> Aim of the exercise: Collect every line in the records below that contains the word "JSON".

> Records about charts and figures:
+++++

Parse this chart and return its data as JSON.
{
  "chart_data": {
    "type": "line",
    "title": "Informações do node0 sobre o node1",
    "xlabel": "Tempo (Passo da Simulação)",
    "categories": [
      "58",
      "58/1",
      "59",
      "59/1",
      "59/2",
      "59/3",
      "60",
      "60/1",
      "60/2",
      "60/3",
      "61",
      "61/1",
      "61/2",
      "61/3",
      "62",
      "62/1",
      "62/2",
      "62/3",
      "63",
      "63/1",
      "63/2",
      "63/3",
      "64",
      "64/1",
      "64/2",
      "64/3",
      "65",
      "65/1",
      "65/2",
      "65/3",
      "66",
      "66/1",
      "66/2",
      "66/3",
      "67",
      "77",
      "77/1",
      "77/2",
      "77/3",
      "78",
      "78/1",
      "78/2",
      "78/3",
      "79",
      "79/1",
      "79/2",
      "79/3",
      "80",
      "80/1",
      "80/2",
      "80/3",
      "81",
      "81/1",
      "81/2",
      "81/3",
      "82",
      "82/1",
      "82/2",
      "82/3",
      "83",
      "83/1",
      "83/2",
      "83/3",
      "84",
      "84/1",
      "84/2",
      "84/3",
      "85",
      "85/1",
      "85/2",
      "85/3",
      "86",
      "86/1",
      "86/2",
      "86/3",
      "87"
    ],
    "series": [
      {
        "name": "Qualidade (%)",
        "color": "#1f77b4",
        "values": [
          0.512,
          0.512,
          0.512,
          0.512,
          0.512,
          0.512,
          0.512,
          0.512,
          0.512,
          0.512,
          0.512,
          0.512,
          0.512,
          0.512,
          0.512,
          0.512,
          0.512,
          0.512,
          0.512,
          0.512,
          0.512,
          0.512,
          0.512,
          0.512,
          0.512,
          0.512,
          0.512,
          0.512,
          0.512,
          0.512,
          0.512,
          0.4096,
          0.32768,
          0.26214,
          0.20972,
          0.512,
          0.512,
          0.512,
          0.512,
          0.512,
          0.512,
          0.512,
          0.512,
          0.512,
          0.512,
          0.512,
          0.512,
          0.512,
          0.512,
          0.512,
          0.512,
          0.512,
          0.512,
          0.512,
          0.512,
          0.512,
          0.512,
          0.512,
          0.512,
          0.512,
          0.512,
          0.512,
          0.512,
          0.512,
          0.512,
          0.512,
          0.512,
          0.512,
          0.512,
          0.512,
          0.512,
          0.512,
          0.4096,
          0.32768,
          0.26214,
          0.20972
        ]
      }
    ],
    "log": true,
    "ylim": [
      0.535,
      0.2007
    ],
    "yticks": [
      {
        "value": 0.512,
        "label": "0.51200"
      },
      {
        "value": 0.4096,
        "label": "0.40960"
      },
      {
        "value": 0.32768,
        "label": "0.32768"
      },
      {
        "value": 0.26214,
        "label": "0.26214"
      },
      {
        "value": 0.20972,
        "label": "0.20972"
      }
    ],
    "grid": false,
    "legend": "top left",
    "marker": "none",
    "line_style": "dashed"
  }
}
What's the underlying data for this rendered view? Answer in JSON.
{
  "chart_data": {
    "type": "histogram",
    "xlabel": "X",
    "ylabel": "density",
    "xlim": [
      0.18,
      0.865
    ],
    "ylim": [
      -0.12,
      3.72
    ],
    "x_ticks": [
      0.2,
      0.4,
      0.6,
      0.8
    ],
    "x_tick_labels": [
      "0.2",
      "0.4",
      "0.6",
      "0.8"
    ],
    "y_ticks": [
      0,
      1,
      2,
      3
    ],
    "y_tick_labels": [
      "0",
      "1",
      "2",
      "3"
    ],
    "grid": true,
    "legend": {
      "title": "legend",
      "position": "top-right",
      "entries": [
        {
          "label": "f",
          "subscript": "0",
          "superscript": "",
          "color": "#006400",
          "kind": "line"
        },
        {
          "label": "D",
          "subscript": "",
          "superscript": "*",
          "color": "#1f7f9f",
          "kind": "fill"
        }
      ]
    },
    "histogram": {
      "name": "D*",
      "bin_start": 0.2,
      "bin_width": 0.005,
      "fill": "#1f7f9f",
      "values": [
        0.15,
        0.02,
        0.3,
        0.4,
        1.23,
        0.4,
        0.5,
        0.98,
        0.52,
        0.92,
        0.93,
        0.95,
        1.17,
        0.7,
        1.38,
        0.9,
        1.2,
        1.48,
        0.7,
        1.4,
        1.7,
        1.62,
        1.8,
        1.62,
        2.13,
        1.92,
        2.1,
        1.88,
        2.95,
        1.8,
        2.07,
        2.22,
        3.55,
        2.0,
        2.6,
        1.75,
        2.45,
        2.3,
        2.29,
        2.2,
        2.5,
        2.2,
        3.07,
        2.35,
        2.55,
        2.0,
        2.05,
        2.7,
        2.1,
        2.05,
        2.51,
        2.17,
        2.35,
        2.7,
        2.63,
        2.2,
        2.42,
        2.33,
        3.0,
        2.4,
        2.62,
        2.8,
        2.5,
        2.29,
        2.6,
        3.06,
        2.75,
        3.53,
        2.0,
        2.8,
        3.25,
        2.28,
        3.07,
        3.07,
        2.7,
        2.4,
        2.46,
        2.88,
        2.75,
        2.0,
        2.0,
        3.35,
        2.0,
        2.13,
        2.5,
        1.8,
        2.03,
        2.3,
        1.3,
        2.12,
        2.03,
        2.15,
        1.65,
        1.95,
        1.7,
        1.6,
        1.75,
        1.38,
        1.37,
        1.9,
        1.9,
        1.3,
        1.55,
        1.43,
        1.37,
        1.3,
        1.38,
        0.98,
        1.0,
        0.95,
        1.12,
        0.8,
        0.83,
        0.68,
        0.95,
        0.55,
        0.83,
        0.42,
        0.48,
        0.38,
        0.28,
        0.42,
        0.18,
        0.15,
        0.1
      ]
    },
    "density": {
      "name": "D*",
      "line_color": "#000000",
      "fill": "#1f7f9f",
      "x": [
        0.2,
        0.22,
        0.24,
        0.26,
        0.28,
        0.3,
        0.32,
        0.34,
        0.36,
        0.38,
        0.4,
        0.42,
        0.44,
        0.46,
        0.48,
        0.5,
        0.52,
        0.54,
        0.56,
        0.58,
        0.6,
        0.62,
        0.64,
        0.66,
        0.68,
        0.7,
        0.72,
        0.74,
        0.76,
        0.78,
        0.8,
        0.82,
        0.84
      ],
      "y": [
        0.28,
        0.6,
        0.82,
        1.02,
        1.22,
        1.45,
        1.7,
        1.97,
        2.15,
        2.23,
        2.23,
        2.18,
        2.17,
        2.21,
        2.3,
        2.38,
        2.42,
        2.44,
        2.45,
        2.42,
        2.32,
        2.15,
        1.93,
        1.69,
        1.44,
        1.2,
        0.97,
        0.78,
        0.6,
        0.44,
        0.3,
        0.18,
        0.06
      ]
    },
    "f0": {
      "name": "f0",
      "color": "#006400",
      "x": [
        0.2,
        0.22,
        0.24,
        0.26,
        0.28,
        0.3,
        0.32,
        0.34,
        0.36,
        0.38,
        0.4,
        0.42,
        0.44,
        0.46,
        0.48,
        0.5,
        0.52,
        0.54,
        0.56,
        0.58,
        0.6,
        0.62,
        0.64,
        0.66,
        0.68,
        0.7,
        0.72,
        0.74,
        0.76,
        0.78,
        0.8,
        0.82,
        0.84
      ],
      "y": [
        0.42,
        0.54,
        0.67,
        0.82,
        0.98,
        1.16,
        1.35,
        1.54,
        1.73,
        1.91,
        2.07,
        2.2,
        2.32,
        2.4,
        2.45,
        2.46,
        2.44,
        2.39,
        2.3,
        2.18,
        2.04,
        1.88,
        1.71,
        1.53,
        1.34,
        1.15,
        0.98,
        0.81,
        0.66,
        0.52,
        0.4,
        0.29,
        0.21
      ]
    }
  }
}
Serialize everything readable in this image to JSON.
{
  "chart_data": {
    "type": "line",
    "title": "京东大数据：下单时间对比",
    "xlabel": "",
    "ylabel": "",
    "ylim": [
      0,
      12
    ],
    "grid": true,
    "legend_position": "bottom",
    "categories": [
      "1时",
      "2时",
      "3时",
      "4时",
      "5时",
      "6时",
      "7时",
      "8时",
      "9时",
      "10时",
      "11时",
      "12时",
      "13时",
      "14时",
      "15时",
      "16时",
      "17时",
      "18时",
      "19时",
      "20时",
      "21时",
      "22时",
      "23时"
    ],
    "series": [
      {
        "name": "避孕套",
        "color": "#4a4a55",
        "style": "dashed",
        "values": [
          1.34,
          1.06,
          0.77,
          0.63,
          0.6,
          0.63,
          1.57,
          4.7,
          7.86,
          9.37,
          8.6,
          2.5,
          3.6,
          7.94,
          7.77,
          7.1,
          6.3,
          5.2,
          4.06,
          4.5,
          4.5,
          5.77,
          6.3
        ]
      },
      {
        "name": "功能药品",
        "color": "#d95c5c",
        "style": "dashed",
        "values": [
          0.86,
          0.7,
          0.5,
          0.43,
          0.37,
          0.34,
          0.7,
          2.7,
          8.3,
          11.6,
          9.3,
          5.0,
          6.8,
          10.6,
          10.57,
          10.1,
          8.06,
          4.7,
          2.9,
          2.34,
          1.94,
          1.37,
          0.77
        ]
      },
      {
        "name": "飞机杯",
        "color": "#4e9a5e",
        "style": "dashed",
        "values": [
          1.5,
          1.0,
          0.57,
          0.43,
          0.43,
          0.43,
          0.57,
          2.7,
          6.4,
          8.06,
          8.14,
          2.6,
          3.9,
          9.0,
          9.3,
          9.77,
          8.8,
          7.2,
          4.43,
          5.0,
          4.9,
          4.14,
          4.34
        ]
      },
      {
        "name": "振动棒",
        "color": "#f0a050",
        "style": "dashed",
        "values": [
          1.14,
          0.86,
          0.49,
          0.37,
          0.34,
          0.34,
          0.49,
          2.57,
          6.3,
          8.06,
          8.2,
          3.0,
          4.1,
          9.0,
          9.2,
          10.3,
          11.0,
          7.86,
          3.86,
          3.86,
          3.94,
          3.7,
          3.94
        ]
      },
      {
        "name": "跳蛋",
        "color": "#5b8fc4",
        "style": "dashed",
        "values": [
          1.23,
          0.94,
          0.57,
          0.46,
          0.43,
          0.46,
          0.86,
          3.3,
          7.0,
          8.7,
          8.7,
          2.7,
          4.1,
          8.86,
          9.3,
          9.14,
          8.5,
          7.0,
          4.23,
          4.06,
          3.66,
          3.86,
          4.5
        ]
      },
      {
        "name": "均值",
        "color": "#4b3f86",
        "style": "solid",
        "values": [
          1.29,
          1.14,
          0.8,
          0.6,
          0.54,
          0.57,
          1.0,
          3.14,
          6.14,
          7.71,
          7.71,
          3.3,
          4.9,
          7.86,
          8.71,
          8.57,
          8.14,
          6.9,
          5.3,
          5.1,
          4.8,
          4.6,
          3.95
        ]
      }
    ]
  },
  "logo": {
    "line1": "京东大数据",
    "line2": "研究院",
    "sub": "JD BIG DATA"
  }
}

+++++

> Answer to the task:
Parse this chart and return its data as JSON.
What's the underlying data for this rendered view? Answer in JSON.
Serialize everything readable in this image to JSON.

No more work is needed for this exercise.